STATED PROBLEM
Return the lines below that carry the word "this".

(Dataset excerpts)
◆ ◆ ◆
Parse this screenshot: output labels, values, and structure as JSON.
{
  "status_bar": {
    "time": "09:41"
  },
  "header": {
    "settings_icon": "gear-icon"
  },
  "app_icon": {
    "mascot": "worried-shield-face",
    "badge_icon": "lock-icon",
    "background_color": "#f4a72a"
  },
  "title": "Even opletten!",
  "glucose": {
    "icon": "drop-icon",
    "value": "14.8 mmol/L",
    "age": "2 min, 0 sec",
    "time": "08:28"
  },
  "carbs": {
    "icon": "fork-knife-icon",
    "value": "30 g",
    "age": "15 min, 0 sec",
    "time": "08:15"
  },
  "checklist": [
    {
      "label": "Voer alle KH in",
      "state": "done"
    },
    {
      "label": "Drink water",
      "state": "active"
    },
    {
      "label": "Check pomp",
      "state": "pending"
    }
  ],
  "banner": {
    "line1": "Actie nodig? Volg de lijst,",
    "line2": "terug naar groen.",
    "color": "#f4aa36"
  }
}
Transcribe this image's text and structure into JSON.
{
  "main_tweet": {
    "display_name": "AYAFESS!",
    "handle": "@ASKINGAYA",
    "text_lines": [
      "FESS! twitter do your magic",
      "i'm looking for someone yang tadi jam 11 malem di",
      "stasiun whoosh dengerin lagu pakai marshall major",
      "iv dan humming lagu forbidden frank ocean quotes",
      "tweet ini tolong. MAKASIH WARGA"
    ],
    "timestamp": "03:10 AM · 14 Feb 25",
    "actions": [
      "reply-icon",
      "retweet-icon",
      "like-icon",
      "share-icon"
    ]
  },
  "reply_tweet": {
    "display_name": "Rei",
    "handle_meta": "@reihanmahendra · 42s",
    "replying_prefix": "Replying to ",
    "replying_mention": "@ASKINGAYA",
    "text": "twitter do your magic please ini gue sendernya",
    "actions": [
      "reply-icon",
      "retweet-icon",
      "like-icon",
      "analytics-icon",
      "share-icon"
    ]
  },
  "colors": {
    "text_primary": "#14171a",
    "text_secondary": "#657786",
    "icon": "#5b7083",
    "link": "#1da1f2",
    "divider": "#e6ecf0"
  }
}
◆ ◆ ◆
TASK SOLUTION
Parse this screenshot: output labels, values, and structure as JSON.
Transcribe this image's text and structure into JSON.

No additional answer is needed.